_YOUR GOAL_
In the incident postmortem, what error message did every Feishu notification fail with?
--- SELECTED EXCERPT ---
OpenClaw Studio · Incident Postmortem
I woke up at dawn on day one, opened Feishu, and saw nothing. Then I opened the local directory — four drafts, four research memos sitting there quietly. The tasks had all run. Not a single notification had told me.
The night before, I had just finished installing OpenClaw Studio's seven-day trial — a LaunchAgent, the macOS background service that runs after boot, waking up every 30 minutes to trigger a few agents on a schedule: Suwan, Huo Rui, Shen Zhixing. My plan was simple: let it run for two days, see how the cadence feels. If it stays stable, I'll push more complicated work onto it.
Turns out, at dawn on day one, it told me stability is a luxury.
What I installed
The trial layer does something pretty simple. A LaunchAgent fires every 30 minutes and wakes up the runner — a Python script that does the actual dispatch. The runner walks the schedule, and when something is due, it triggers the corresponding agent, writes the output to a local directory, then sends me a Feishu message — Feishu being the messaging app I use for system notifications — telling me it's done.
Mornings are the densest stretch. 06:50, Suwan starts drafting the morning brief. 07:30, second task. 08:40, third. 10:30, fourth. Each one has its own owner, its own output file, its own Feishu message it's supposed to send. The whole design is: "I wake up, I open my phone, four messages are lined up in Feishu by time, I tap whichever one I want to read."
That's what the design said. What actually happened on the first morning was nothing like it.
Four "half-hung" tasks at dawn
The 06:50 task did run. Suwan's morning brief got written, the file was in the right place, the timestamp checked out. 07:30 ran. 08:40 ran. 10:30 ran too. Four output files, all with returncode 0 — the exit code from the command.
But Feishu was empty.
At first I thought the Feishu bot was broken — expired token? webhook changed? I dug into the logs and found every single Feishu notification had blown up with the exact same error:
env: node: No such file or directory
Node was missing. I stared at that line for a few seconds. I had literally just run which node in my terminal — /opt/homebrew/bin/node, plain as day. How could the runner get halfway through and then claim node didn't exist when it tried to send a Feishu message?
What made it worse was the shape of the failure — this "half-hung" mode where the business work completes cleanly and the notifications all quietly die. It's not "the system is down," which is at least an honest kind of incident. It's "part of the system is fine, the other part is rotting in silence." The outputs really existed. The drafts really got written. The research memos were really produced. But unless I went and looked at the local directory on my own, I had zero way of knowing any of it was there.
--- COLLECTED DATA ---
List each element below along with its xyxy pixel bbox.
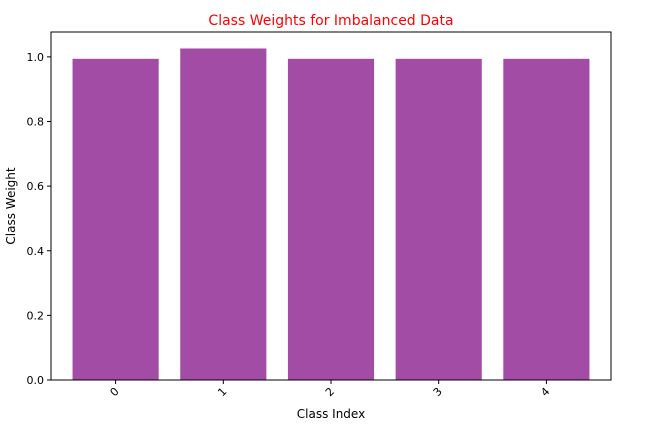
---
_ANSWER TO THE EXERCISE_
env: node: No such file or directory